[Data items]

══════════════════════════════

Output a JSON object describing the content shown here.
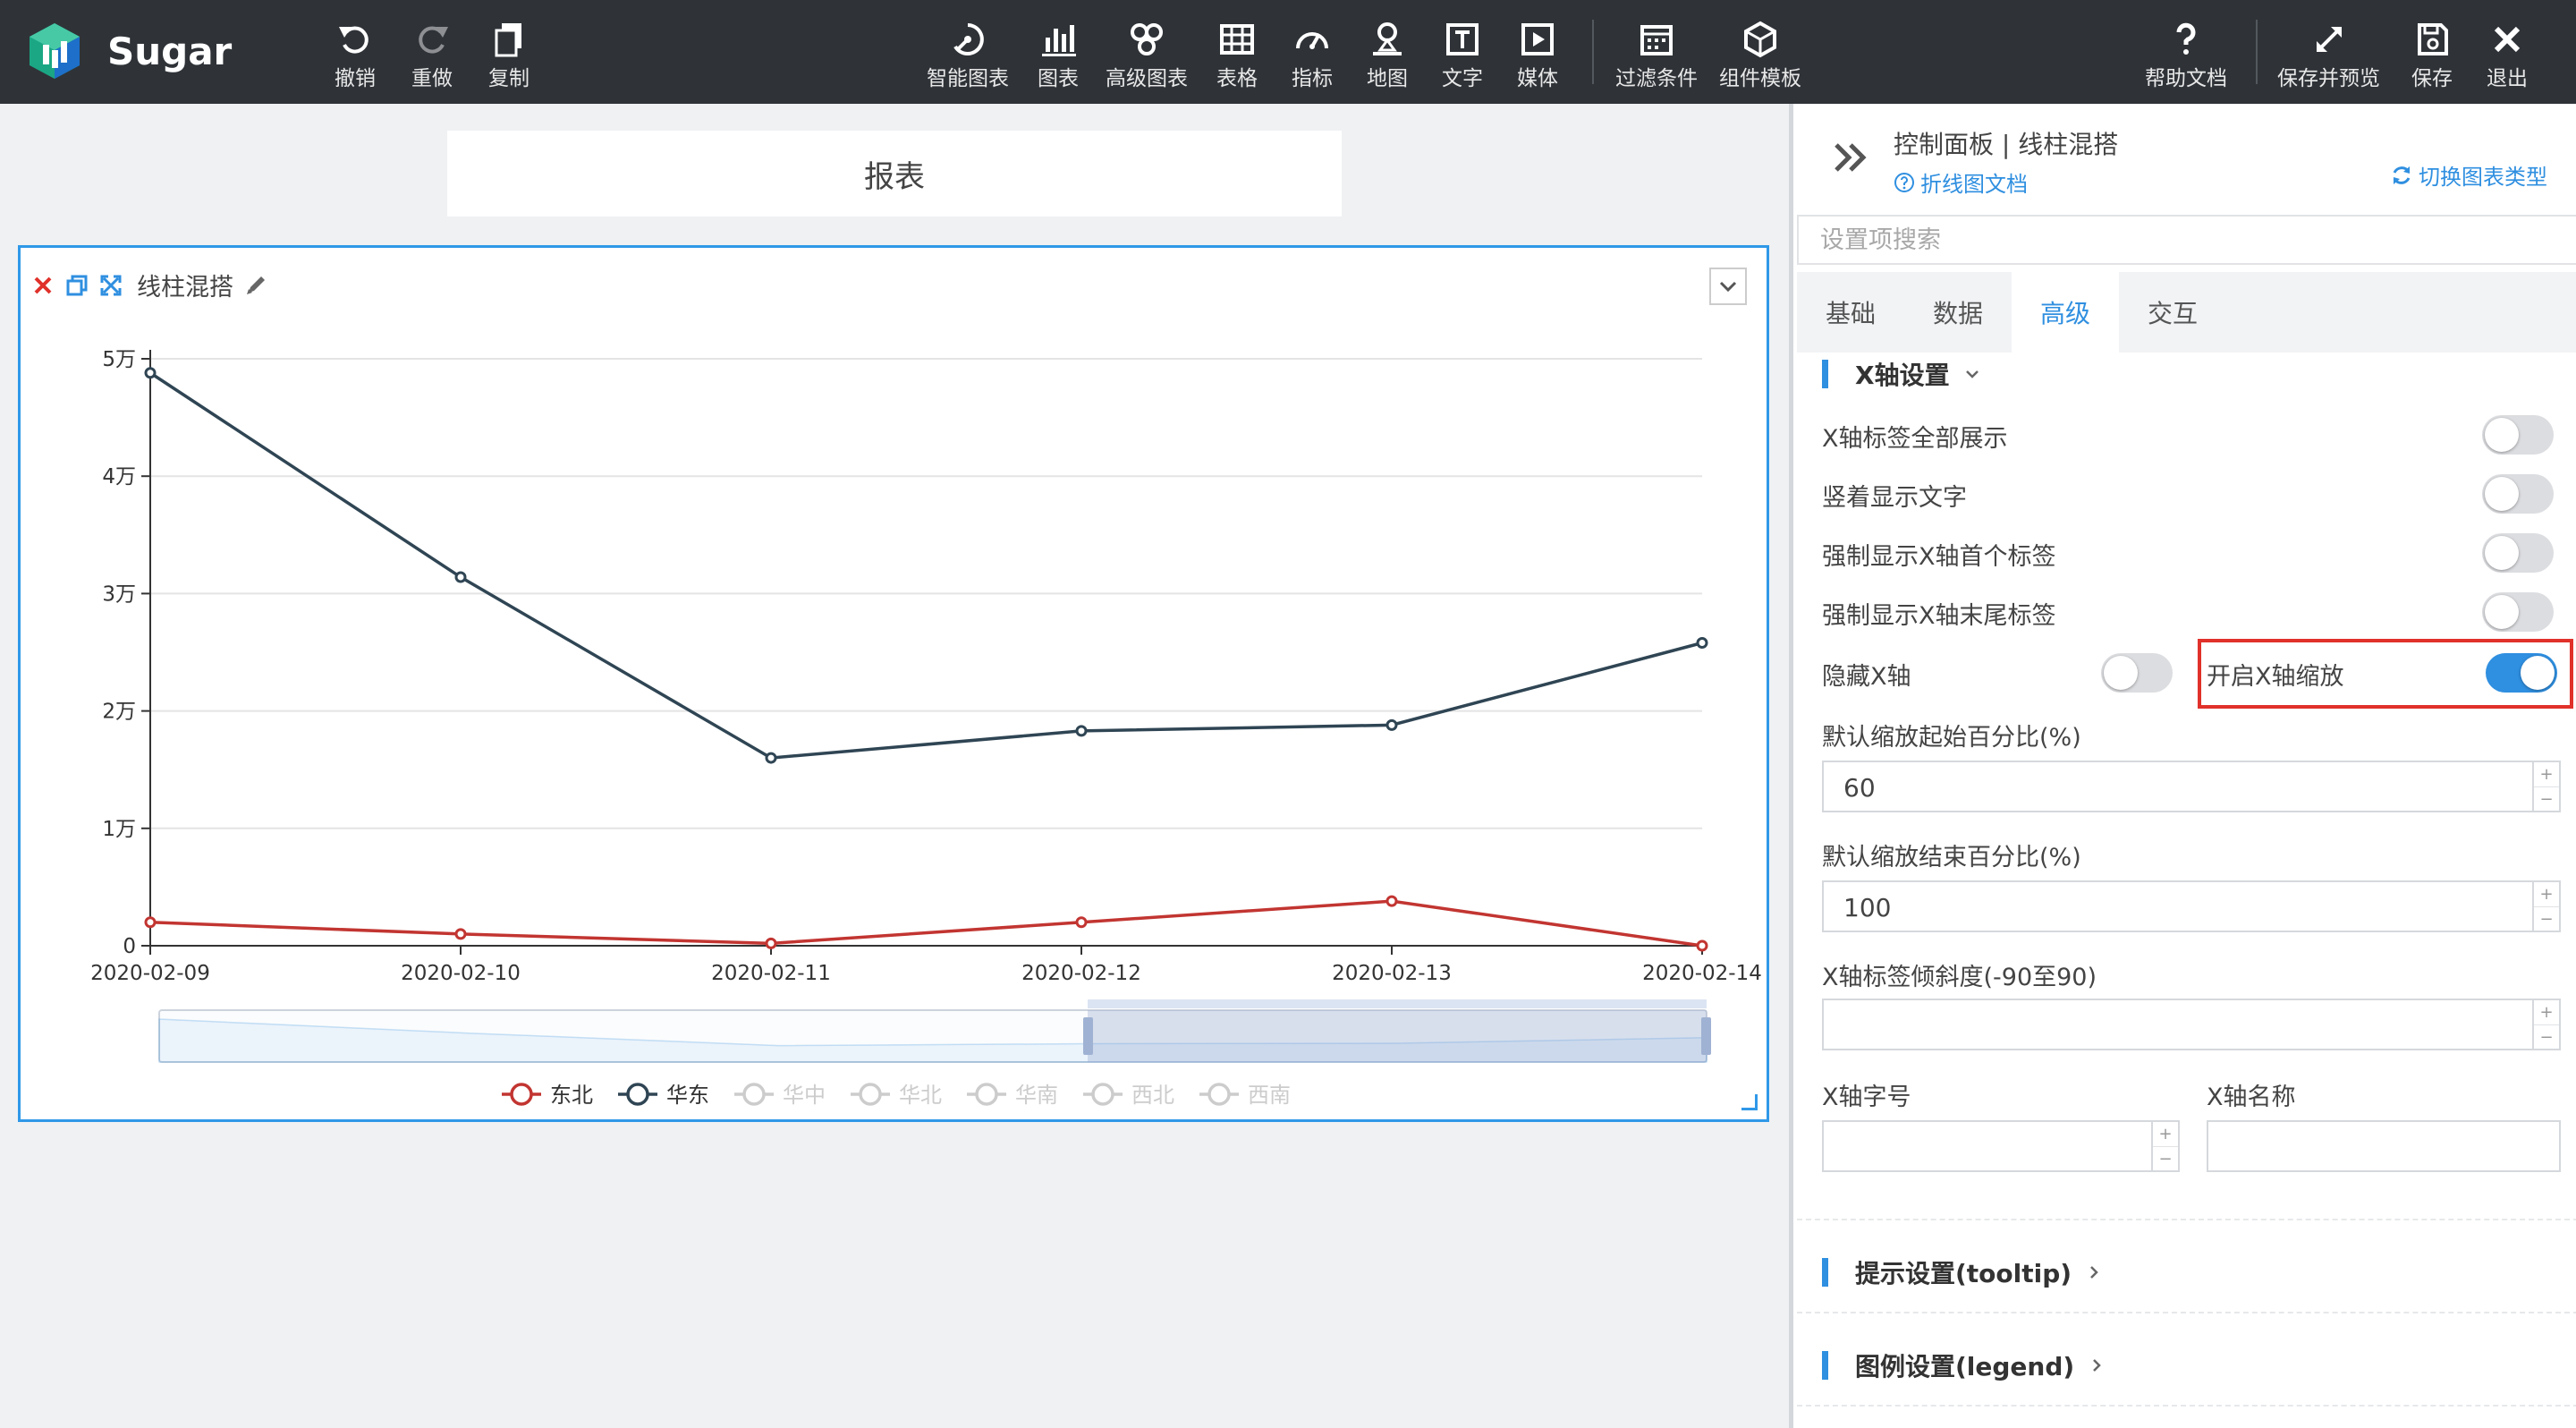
{
  "app": {
    "brand": "Sugar"
  },
  "toolbar": {
    "left": [
      {
        "label": "撤销",
        "icon": "undo-icon"
      },
      {
        "label": "重做",
        "icon": "redo-icon"
      },
      {
        "label": "复制",
        "icon": "copy-icon"
      }
    ],
    "center": [
      {
        "label": "智能图表",
        "icon": "smart-chart-icon"
      },
      {
        "label": "图表",
        "icon": "bar-chart-icon"
      },
      {
        "label": "高级图表",
        "icon": "advanced-chart-icon"
      },
      {
        "label": "表格",
        "icon": "table-icon"
      },
      {
        "label": "指标",
        "icon": "gauge-icon"
      },
      {
        "label": "地图",
        "icon": "map-icon"
      },
      {
        "label": "文字",
        "icon": "text-icon"
      },
      {
        "label": "媒体",
        "icon": "media-icon"
      },
      {
        "label": "过滤条件",
        "icon": "filter-calendar-icon"
      },
      {
        "label": "组件模板",
        "icon": "template-icon"
      }
    ],
    "right": [
      {
        "label": "帮助文档",
        "icon": "help-icon"
      },
      {
        "label": "保存并预览",
        "icon": "expand-icon"
      },
      {
        "label": "保存",
        "icon": "save-icon"
      },
      {
        "label": "退出",
        "icon": "close-icon"
      }
    ]
  },
  "report": {
    "title": "报表"
  },
  "widget": {
    "title": "线柱混搭"
  },
  "chart_data": {
    "type": "line",
    "x": [
      "2020-02-09",
      "2020-02-10",
      "2020-02-11",
      "2020-02-12",
      "2020-02-13",
      "2020-02-14"
    ],
    "yticks": [
      "0",
      "1万",
      "2万",
      "3万",
      "4万",
      "5万"
    ],
    "ylim": [
      0,
      50000
    ],
    "grid": true,
    "legend_position": "bottom",
    "series": [
      {
        "name": "东北",
        "color": "#c23531",
        "values": [
          2000,
          1000,
          200,
          2000,
          3800,
          0
        ],
        "active": true
      },
      {
        "name": "华东",
        "color": "#2f4554",
        "values": [
          48800,
          31400,
          16000,
          18300,
          18800,
          25800
        ],
        "active": true
      },
      {
        "name": "华中",
        "color": "#cccccc",
        "values": [],
        "active": false
      },
      {
        "name": "华北",
        "color": "#cccccc",
        "values": [],
        "active": false
      },
      {
        "name": "华南",
        "color": "#cccccc",
        "values": [],
        "active": false
      },
      {
        "name": "西北",
        "color": "#cccccc",
        "values": [],
        "active": false
      },
      {
        "name": "西南",
        "color": "#cccccc",
        "values": [],
        "active": false
      }
    ],
    "datazoom": {
      "start_percent": 60,
      "end_percent": 100
    }
  },
  "panel": {
    "title": "控制面板 | 线柱混搭",
    "doc_link": "折线图文档",
    "switch_type": "切换图表类型",
    "search_placeholder": "设置项搜索",
    "tabs": [
      "基础",
      "数据",
      "高级",
      "交互"
    ],
    "active_tab": "高级",
    "xaxis_section": "X轴设置",
    "options": [
      {
        "label": "X轴标签全部展示",
        "on": false
      },
      {
        "label": "竖着显示文字",
        "on": false
      },
      {
        "label": "强制显示X轴首个标签",
        "on": false
      },
      {
        "label": "强制显示X轴末尾标签",
        "on": false
      },
      {
        "label": "隐藏X轴",
        "on": false
      },
      {
        "label": "开启X轴缩放",
        "on": true
      }
    ],
    "zoom_start_label": "默认缩放起始百分比(%)",
    "zoom_start_value": "60",
    "zoom_end_label": "默认缩放结束百分比(%)",
    "zoom_end_value": "100",
    "label_tilt_label": "X轴标签倾斜度(-90至90)",
    "font_size_label": "X轴字号",
    "axis_name_label": "X轴名称",
    "tooltip_section": "提示设置(tooltip)",
    "legend_section": "图例设置(legend)"
  }
}
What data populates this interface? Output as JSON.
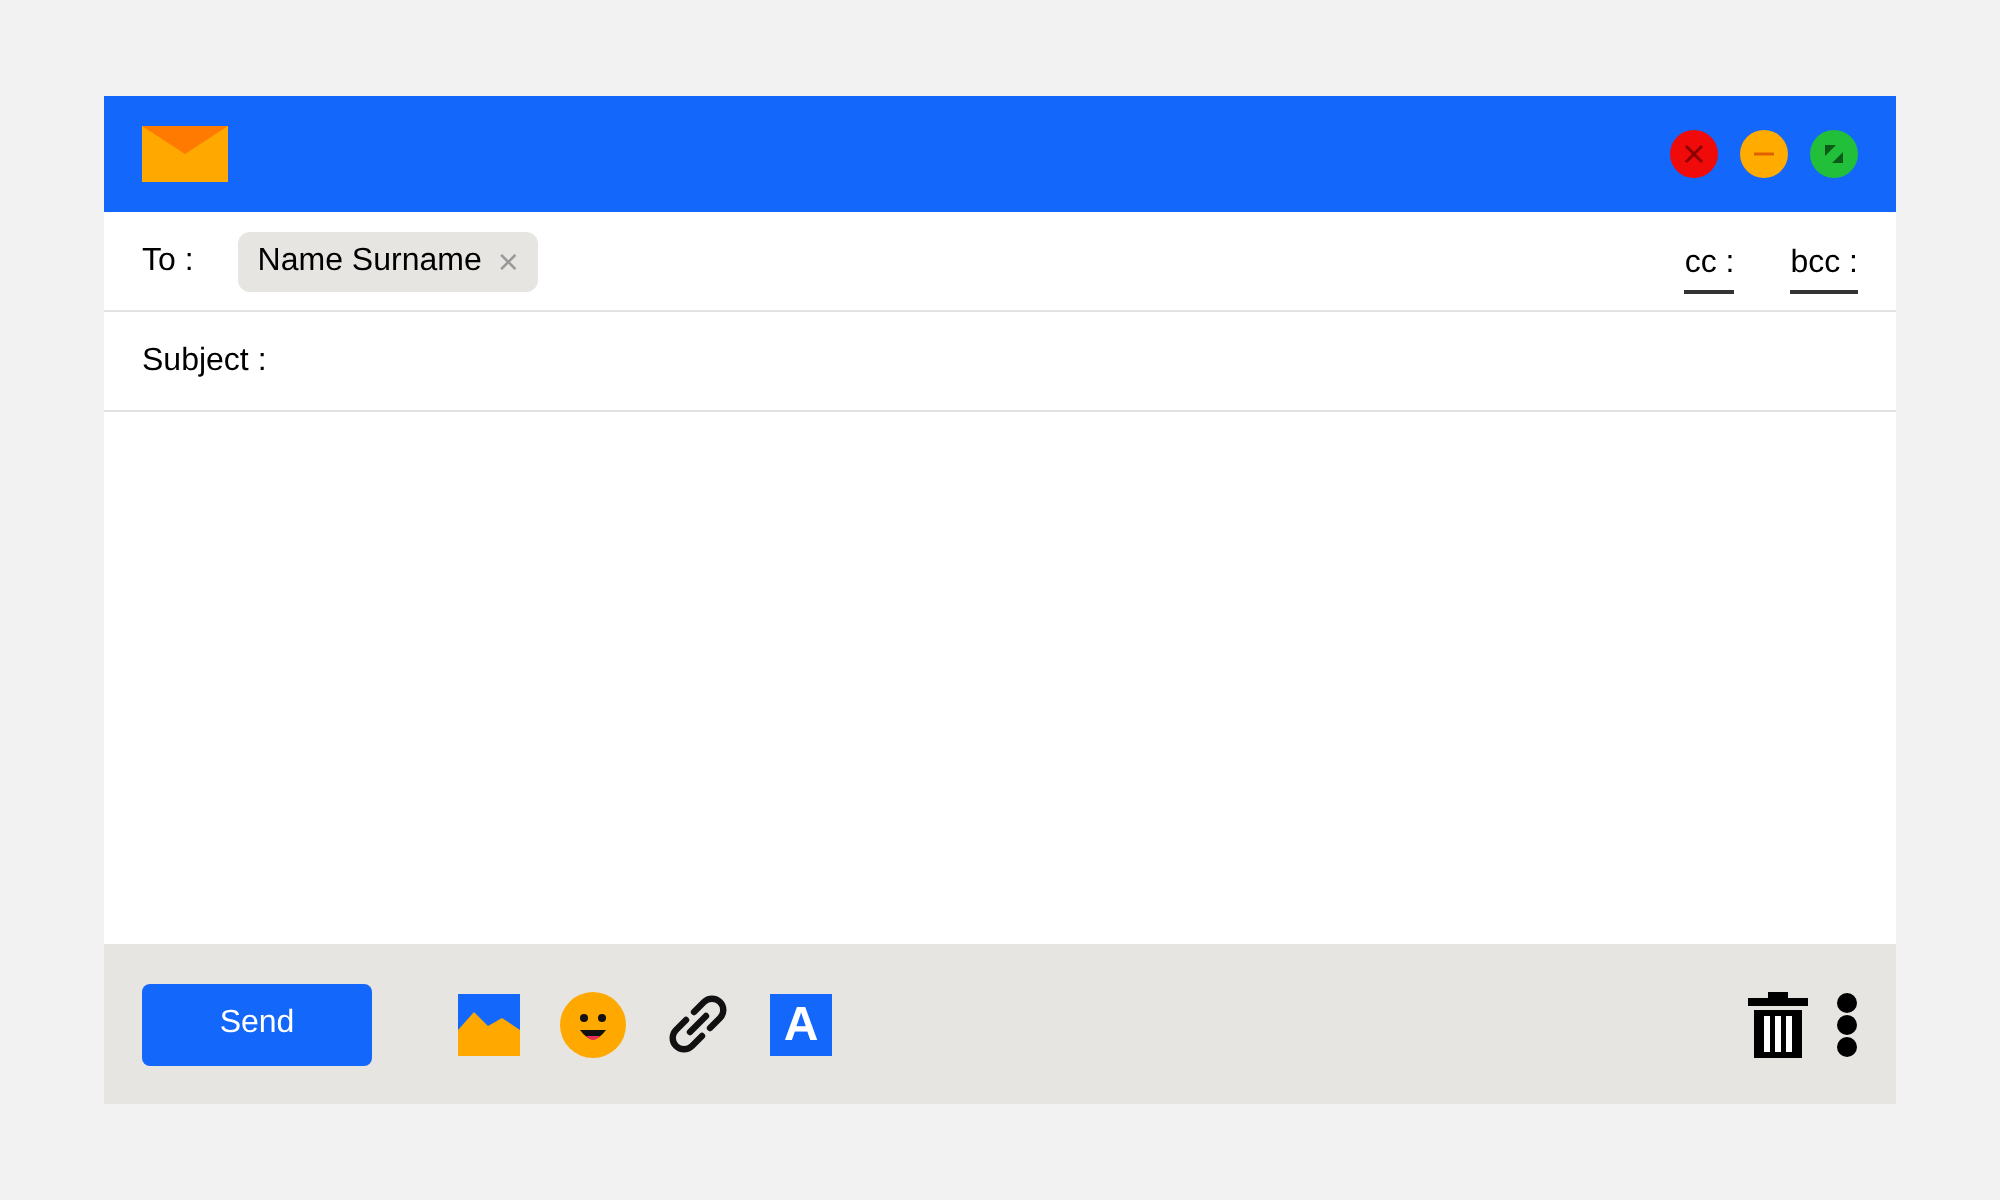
{
  "to": {
    "label": "To :",
    "recipients": [
      {
        "name": "Name Surname",
        "remove": "×"
      }
    ],
    "cc": "cc :",
    "bcc": "bcc :"
  },
  "subject": {
    "label": "Subject :"
  },
  "toolbar": {
    "send": "Send",
    "format_letter": "A"
  }
}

══════════════════════════════

*STATED TASK*
Return all of the entries exactly as written, but drop any pictures they hold.

*OUTPUT*
Output a JSON object describing the content shown here.
{
  "app": {
    "brand": "Sugar"
  },
  "toolbar": {
    "left": [
      {
        "label": "撤销",
        "icon": "undo-icon"
      },
      {
        "label": "重做",
        "icon": "redo-icon"
      },
      {
        "label": "复制",
        "icon": "copy-icon"
      }
    ],
    "center": [
      {
        "label": "智能图表",
        "icon": "smart-chart-icon"
      },
      {
        "label": "图表",
        "icon": "bar-chart-icon"
      },
      {
        "label": "高级图表",
        "icon": "advanced-chart-icon"
      },
      {
        "label": "表格",
        "icon": "table-icon"
      },
      {
        "label": "指标",
        "icon": "gauge-icon"
      },
      {
        "label": "地图",
        "icon": "map-icon"
      },
      {
        "label": "文字",
        "icon": "text-icon"
      },
      {
        "label": "媒体",
        "icon": "media-icon"
      },
      {
        "label": "过滤条件",
        "icon": "filter-calendar-icon"
      },
      {
        "label": "组件模板",
        "icon": "template-icon"
      }
    ],
    "right": [
      {
        "label": "帮助文档",
        "icon": "help-icon"
      },
      {
        "label": "保存并预览",
        "icon": "expand-icon"
      },
      {
        "label": "保存",
        "icon": "save-icon"
      },
      {
        "label": "退出",
        "icon": "close-icon"
      }
    ]
  },
  "report": {
    "title": "报表"
  },
  "widget": {
    "title": "线柱混搭"
  },
  "chart_data": {
    "type": "line",
    "x": [
      "2020-02-09",
      "2020-02-10",
      "2020-02-11",
      "2020-02-12",
      "2020-02-13",
      "2020-02-14"
    ],
    "yticks": [
      "0",
      "1万",
      "2万",
      "3万",
      "4万",
      "5万"
    ],
    "ylim": [
      0,
      50000
    ],
    "grid": true,
    "legend_position": "bottom",
    "series": [
      {
        "name": "东北",
        "color": "#c23531",
        "values": [
          2000,
          1000,
          200,
          2000,
          3800,
          0
        ],
        "active": true
      },
      {
        "name": "华东",
        "color": "#2f4554",
        "values": [
          48800,
          31400,
          16000,
          18300,
          18800,
          25800
        ],
        "active": true
      },
      {
        "name": "华中",
        "color": "#cccccc",
        "values": [],
        "active": false
      },
      {
        "name": "华北",
        "color": "#cccccc",
        "values": [],
        "active": false
      },
      {
        "name": "华南",
        "color": "#cccccc",
        "values": [],
        "active": false
      },
      {
        "name": "西北",
        "color": "#cccccc",
        "values": [],
        "active": false
      },
      {
        "name": "西南",
        "color": "#cccccc",
        "values": [],
        "active": false
      }
    ],
    "datazoom": {
      "start_percent": 60,
      "end_percent": 100
    }
  },
  "panel": {
    "title": "控制面板 | 线柱混搭",
    "doc_link": "折线图文档",
    "switch_type": "切换图表类型",
    "search_placeholder": "设置项搜索",
    "tabs": [
      "基础",
      "数据",
      "高级",
      "交互"
    ],
    "active_tab": "高级",
    "xaxis_section": "X轴设置",
    "options": [
      {
        "label": "X轴标签全部展示",
        "on": false
      },
      {
        "label": "竖着显示文字",
        "on": false
      },
      {
        "label": "强制显示X轴首个标签",
        "on": false
      },
      {
        "label": "强制显示X轴末尾标签",
        "on": false
      },
      {
        "label": "隐藏X轴",
        "on": false
      },
      {
        "label": "开启X轴缩放",
        "on": true
      }
    ],
    "zoom_start_label": "默认缩放起始百分比(%)",
    "zoom_start_value": "60",
    "zoom_end_label": "默认缩放结束百分比(%)",
    "zoom_end_value": "100",
    "label_tilt_label": "X轴标签倾斜度(-90至90)",
    "font_size_label": "X轴字号",
    "axis_name_label": "X轴名称",
    "tooltip_section": "提示设置(tooltip)",
    "legend_section": "图例设置(legend)"
  }
}
What data populates this interface? Output as JSON.
{
  "to": {
    "label": "To :",
    "recipients": [
      {
        "name": "Name Surname",
        "remove": "×"
      }
    ],
    "cc": "cc :",
    "bcc": "bcc :"
  },
  "subject": {
    "label": "Subject :"
  },
  "toolbar": {
    "send": "Send",
    "format_letter": "A"
  }
}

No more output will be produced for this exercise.